Work to be completed - Return each line of the data below verbatim; pictures are to be left out.

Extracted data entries
'''

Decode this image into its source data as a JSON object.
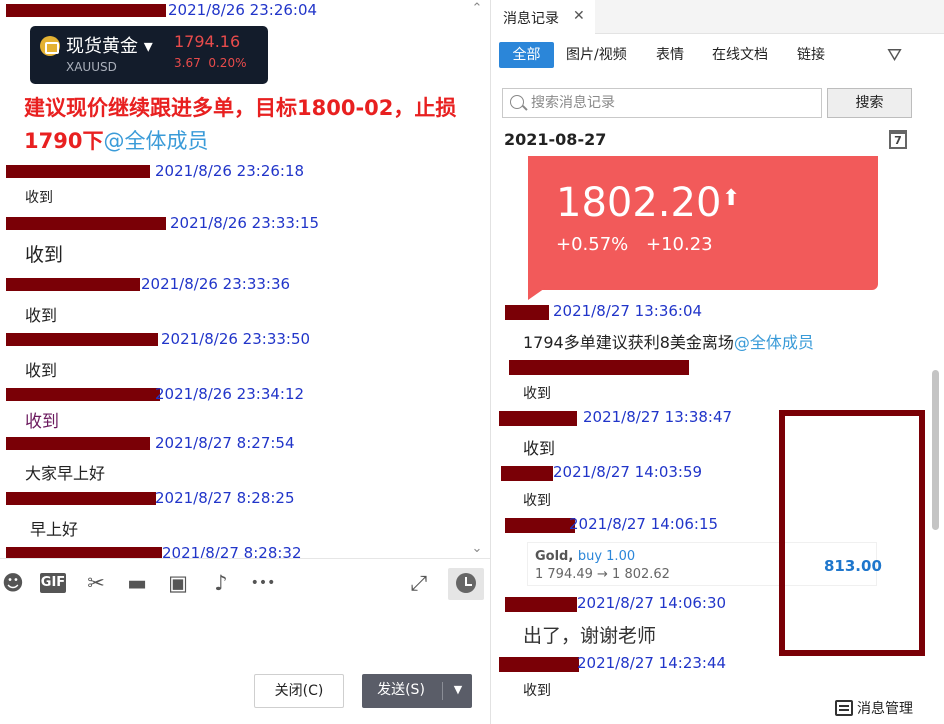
{
  "chat": {
    "timestamps": [
      "2021/8/26 23:26:04",
      "2021/8/26 23:26:18",
      "2021/8/26 23:33:15",
      "2021/8/26 23:33:36",
      "2021/8/26 23:33:50",
      "2021/8/26 23:34:12",
      "2021/8/27 8:27:54",
      "2021/8/27 8:28:25",
      "2021/8/27 8:28:32"
    ],
    "gold_card": {
      "name": "现货黄金 ▾",
      "code": "XAUUSD",
      "price": "1794.16",
      "change": "3.67",
      "change_pct": "0.20%"
    },
    "advice_text": "建议现价继续跟进多单，目标1800-02，止损1790下",
    "advice_mention": "@全体成员",
    "messages": [
      "收到",
      "收到",
      "收到",
      "收到",
      "收到",
      "大家早上好",
      "早上好"
    ]
  },
  "toolbar": {
    "icons": [
      "emoji-icon",
      "gif-icon",
      "scissors-icon",
      "folder-icon",
      "image-icon",
      "bell-icon",
      "more-icon",
      "expand-icon",
      "clock-icon"
    ],
    "gif_label": "GIF",
    "more_glyph": "•••"
  },
  "buttons": {
    "close": "关闭(C)",
    "send": "发送(S)"
  },
  "history": {
    "tab_title": "消息记录",
    "filters": [
      "全部",
      "图片/视频",
      "表情",
      "在线文档",
      "链接"
    ],
    "search_placeholder": "搜索消息记录",
    "search_button": "搜索",
    "date": "2021-08-27",
    "calendar_day": "7",
    "price_card": {
      "price": "1802.20",
      "pct": "+0.57%",
      "abs": "+10.23"
    },
    "timestamps": [
      "2021/8/27 13:36:04",
      "2021/8/27 13:38:47",
      "2021/8/27 14:03:59",
      "2021/8/27 14:06:15",
      "2021/8/27 14:06:30",
      "2021/8/27 14:23:44"
    ],
    "msg_profit": "1794多单建议获利8美金离场",
    "msg_mention": "@全体成员",
    "msgs": [
      "收到",
      "收到",
      "收到",
      "出了，谢谢老师",
      "收到"
    ],
    "trade": {
      "symbol": "Gold,",
      "side": "buy 1.00",
      "prices": "1 794.49 → 1 802.62",
      "amount": "813.00"
    },
    "manage_label": "消息管理"
  },
  "colors": {
    "link_blue": "#2135c9",
    "advice_red": "#e82020",
    "redaction": "#7a0006",
    "accent_blue": "#2b86d9",
    "card_red": "#f25a5a"
  }
}
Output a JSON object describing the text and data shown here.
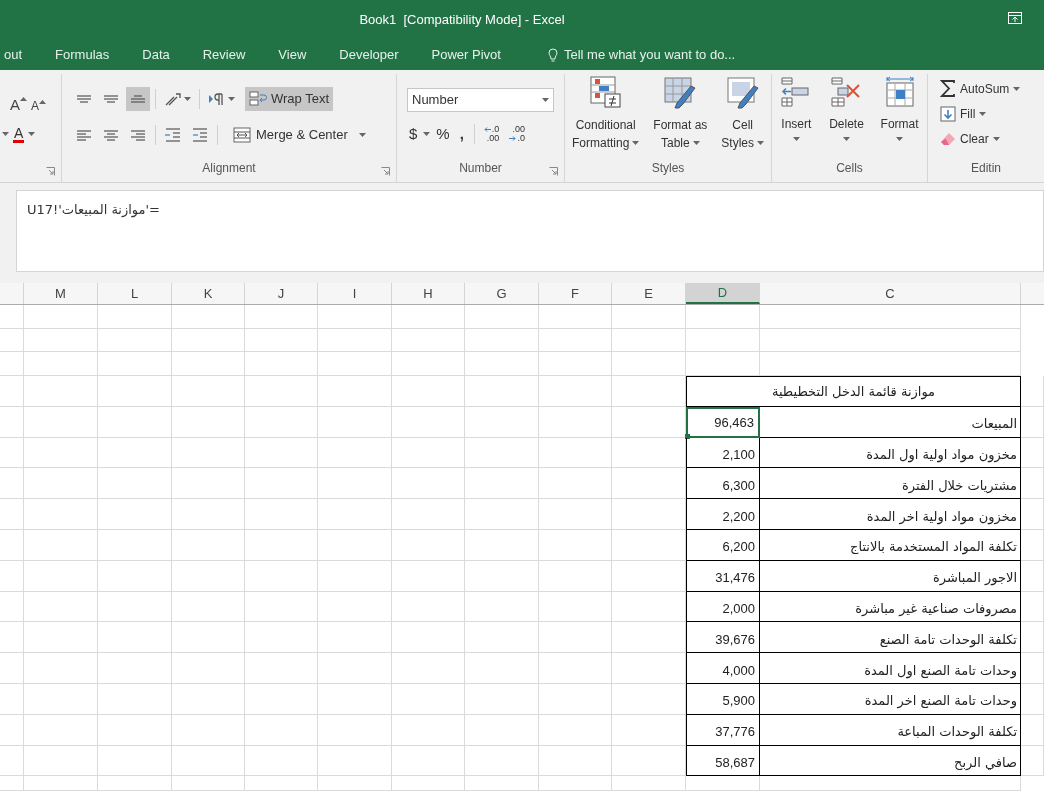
{
  "window": {
    "title": "Book1  [Compatibility Mode] - Excel"
  },
  "tabs": [
    {
      "label": "out"
    },
    {
      "label": "Formulas"
    },
    {
      "label": "Data"
    },
    {
      "label": "Review"
    },
    {
      "label": "View"
    },
    {
      "label": "Developer"
    },
    {
      "label": "Power Pivot"
    }
  ],
  "tell_me": {
    "placeholder": "Tell me what you want to do..."
  },
  "ribbon": {
    "font": {
      "grow_font": "A",
      "shrink_font": "A",
      "font_color": "A"
    },
    "alignment": {
      "label": "Alignment",
      "vertical_align": [
        {
          "selected": false
        },
        {
          "selected": false
        },
        {
          "selected": true
        }
      ],
      "horizontal_align": [
        {
          "selected": false
        },
        {
          "selected": false
        },
        {
          "selected": false
        }
      ],
      "wrap_text": {
        "label": "Wrap Text",
        "selected": true
      },
      "merge_center": {
        "label": "Merge & Center"
      }
    },
    "number": {
      "label": "Number",
      "format": "Number",
      "currency": "$",
      "percent": "%",
      "comma": ",",
      "increase_decimal": {
        "top": ".0",
        "bottom": ".00"
      },
      "decrease_decimal": {
        "top": ".00",
        "bottom": ".0"
      }
    },
    "styles": {
      "label": "Styles",
      "buttons": [
        {
          "lines": [
            "Conditional",
            "Formatting"
          ]
        },
        {
          "lines": [
            "Format as",
            "Table"
          ]
        },
        {
          "lines": [
            "Cell",
            "Styles"
          ]
        }
      ]
    },
    "cells": {
      "label": "Cells",
      "buttons": [
        {
          "label": "Insert"
        },
        {
          "label": "Delete"
        },
        {
          "label": "Format"
        }
      ]
    },
    "editing": {
      "label": "Editin",
      "buttons": [
        {
          "label": "AutoSum"
        },
        {
          "label": "Fill"
        },
        {
          "label": "Clear"
        }
      ]
    }
  },
  "formula_bar": {
    "value": "='موازنة المبيعات'!U17"
  },
  "sheet": {
    "columns": [
      {
        "label": "M",
        "selected": false
      },
      {
        "label": "L",
        "selected": false
      },
      {
        "label": "K",
        "selected": false
      },
      {
        "label": "J",
        "selected": false
      },
      {
        "label": "I",
        "selected": false
      },
      {
        "label": "H",
        "selected": false
      },
      {
        "label": "G",
        "selected": false
      },
      {
        "label": "F",
        "selected": false
      },
      {
        "label": "E",
        "selected": false
      },
      {
        "label": "D",
        "selected": true
      },
      {
        "label": "C",
        "selected": false
      }
    ],
    "table": {
      "title": "موازنة قائمة الدخل التخطيطية",
      "rows": [
        {
          "label": "المبيعات",
          "value": "96,463",
          "selected": true
        },
        {
          "label": "مخزون مواد اولية اول المدة",
          "value": "2,100",
          "selected": false
        },
        {
          "label": "مشتريات خلال الفترة",
          "value": "6,300",
          "selected": false
        },
        {
          "label": "مخزون مواد اولية اخر المدة",
          "value": "2,200",
          "selected": false
        },
        {
          "label": "تكلفة المواد المستخدمة بالانتاج",
          "value": "6,200",
          "selected": false
        },
        {
          "label": "الاجور المباشرة",
          "value": "31,476",
          "selected": false
        },
        {
          "label": "مصروفات صناعية غير مباشرة",
          "value": "2,000",
          "selected": false
        },
        {
          "label": "تكلفة الوحدات تامة الصنع",
          "value": "39,676",
          "selected": false
        },
        {
          "label": "وحدات تامة الصنع اول المدة",
          "value": "4,000",
          "selected": false
        },
        {
          "label": "وحدات تامة الصنع اخر المدة",
          "value": "5,900",
          "selected": false
        },
        {
          "label": "تكلفة الوحدات المباعة",
          "value": "37,776",
          "selected": false
        },
        {
          "label": "صافي الربح",
          "value": "58,687",
          "selected": false
        }
      ]
    }
  }
}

'''

Exercise output -
Decode this image into its source data as a JSON object.
{
  "chat": {
    "timestamps": [
      "2021/8/26 23:26:04",
      "2021/8/26 23:26:18",
      "2021/8/26 23:33:15",
      "2021/8/26 23:33:36",
      "2021/8/26 23:33:50",
      "2021/8/26 23:34:12",
      "2021/8/27 8:27:54",
      "2021/8/27 8:28:25",
      "2021/8/27 8:28:32"
    ],
    "gold_card": {
      "name": "现货黄金 ▾",
      "code": "XAUUSD",
      "price": "1794.16",
      "change": "3.67",
      "change_pct": "0.20%"
    },
    "advice_text": "建议现价继续跟进多单，目标1800-02，止损1790下",
    "advice_mention": "@全体成员",
    "messages": [
      "收到",
      "收到",
      "收到",
      "收到",
      "收到",
      "大家早上好",
      "早上好"
    ]
  },
  "toolbar": {
    "icons": [
      "emoji-icon",
      "gif-icon",
      "scissors-icon",
      "folder-icon",
      "image-icon",
      "bell-icon",
      "more-icon",
      "expand-icon",
      "clock-icon"
    ],
    "gif_label": "GIF",
    "more_glyph": "•••"
  },
  "buttons": {
    "close": "关闭(C)",
    "send": "发送(S)"
  },
  "history": {
    "tab_title": "消息记录",
    "filters": [
      "全部",
      "图片/视频",
      "表情",
      "在线文档",
      "链接"
    ],
    "search_placeholder": "搜索消息记录",
    "search_button": "搜索",
    "date": "2021-08-27",
    "calendar_day": "7",
    "price_card": {
      "price": "1802.20",
      "pct": "+0.57%",
      "abs": "+10.23"
    },
    "timestamps": [
      "2021/8/27 13:36:04",
      "2021/8/27 13:38:47",
      "2021/8/27 14:03:59",
      "2021/8/27 14:06:15",
      "2021/8/27 14:06:30",
      "2021/8/27 14:23:44"
    ],
    "msg_profit": "1794多单建议获利8美金离场",
    "msg_mention": "@全体成员",
    "msgs": [
      "收到",
      "收到",
      "收到",
      "出了，谢谢老师",
      "收到"
    ],
    "trade": {
      "symbol": "Gold,",
      "side": "buy 1.00",
      "prices": "1 794.49 → 1 802.62",
      "amount": "813.00"
    },
    "manage_label": "消息管理"
  },
  "colors": {
    "link_blue": "#2135c9",
    "advice_red": "#e82020",
    "redaction": "#7a0006",
    "accent_blue": "#2b86d9",
    "card_red": "#f25a5a"
  }
}
Output a JSON object describing the text and data shown here.
{
  "window": {
    "title": "Book1  [Compatibility Mode] - Excel"
  },
  "tabs": [
    {
      "label": "out"
    },
    {
      "label": "Formulas"
    },
    {
      "label": "Data"
    },
    {
      "label": "Review"
    },
    {
      "label": "View"
    },
    {
      "label": "Developer"
    },
    {
      "label": "Power Pivot"
    }
  ],
  "tell_me": {
    "placeholder": "Tell me what you want to do..."
  },
  "ribbon": {
    "font": {
      "grow_font": "A",
      "shrink_font": "A",
      "font_color": "A"
    },
    "alignment": {
      "label": "Alignment",
      "vertical_align": [
        {
          "selected": false
        },
        {
          "selected": false
        },
        {
          "selected": true
        }
      ],
      "horizontal_align": [
        {
          "selected": false
        },
        {
          "selected": false
        },
        {
          "selected": false
        }
      ],
      "wrap_text": {
        "label": "Wrap Text",
        "selected": true
      },
      "merge_center": {
        "label": "Merge & Center"
      }
    },
    "number": {
      "label": "Number",
      "format": "Number",
      "currency": "$",
      "percent": "%",
      "comma": ",",
      "increase_decimal": {
        "top": ".0",
        "bottom": ".00"
      },
      "decrease_decimal": {
        "top": ".00",
        "bottom": ".0"
      }
    },
    "styles": {
      "label": "Styles",
      "buttons": [
        {
          "lines": [
            "Conditional",
            "Formatting"
          ]
        },
        {
          "lines": [
            "Format as",
            "Table"
          ]
        },
        {
          "lines": [
            "Cell",
            "Styles"
          ]
        }
      ]
    },
    "cells": {
      "label": "Cells",
      "buttons": [
        {
          "label": "Insert"
        },
        {
          "label": "Delete"
        },
        {
          "label": "Format"
        }
      ]
    },
    "editing": {
      "label": "Editin",
      "buttons": [
        {
          "label": "AutoSum"
        },
        {
          "label": "Fill"
        },
        {
          "label": "Clear"
        }
      ]
    }
  },
  "formula_bar": {
    "value": "='موازنة المبيعات'!U17"
  },
  "sheet": {
    "columns": [
      {
        "label": "M",
        "selected": false
      },
      {
        "label": "L",
        "selected": false
      },
      {
        "label": "K",
        "selected": false
      },
      {
        "label": "J",
        "selected": false
      },
      {
        "label": "I",
        "selected": false
      },
      {
        "label": "H",
        "selected": false
      },
      {
        "label": "G",
        "selected": false
      },
      {
        "label": "F",
        "selected": false
      },
      {
        "label": "E",
        "selected": false
      },
      {
        "label": "D",
        "selected": true
      },
      {
        "label": "C",
        "selected": false
      }
    ],
    "table": {
      "title": "موازنة قائمة الدخل التخطيطية",
      "rows": [
        {
          "label": "المبيعات",
          "value": "96,463",
          "selected": true
        },
        {
          "label": "مخزون مواد اولية اول المدة",
          "value": "2,100",
          "selected": false
        },
        {
          "label": "مشتريات خلال الفترة",
          "value": "6,300",
          "selected": false
        },
        {
          "label": "مخزون مواد اولية اخر المدة",
          "value": "2,200",
          "selected": false
        },
        {
          "label": "تكلفة المواد المستخدمة بالانتاج",
          "value": "6,200",
          "selected": false
        },
        {
          "label": "الاجور المباشرة",
          "value": "31,476",
          "selected": false
        },
        {
          "label": "مصروفات صناعية غير مباشرة",
          "value": "2,000",
          "selected": false
        },
        {
          "label": "تكلفة الوحدات تامة الصنع",
          "value": "39,676",
          "selected": false
        },
        {
          "label": "وحدات تامة الصنع اول المدة",
          "value": "4,000",
          "selected": false
        },
        {
          "label": "وحدات تامة الصنع اخر المدة",
          "value": "5,900",
          "selected": false
        },
        {
          "label": "تكلفة الوحدات المباعة",
          "value": "37,776",
          "selected": false
        },
        {
          "label": "صافي الربح",
          "value": "58,687",
          "selected": false
        }
      ]
    }
  }
}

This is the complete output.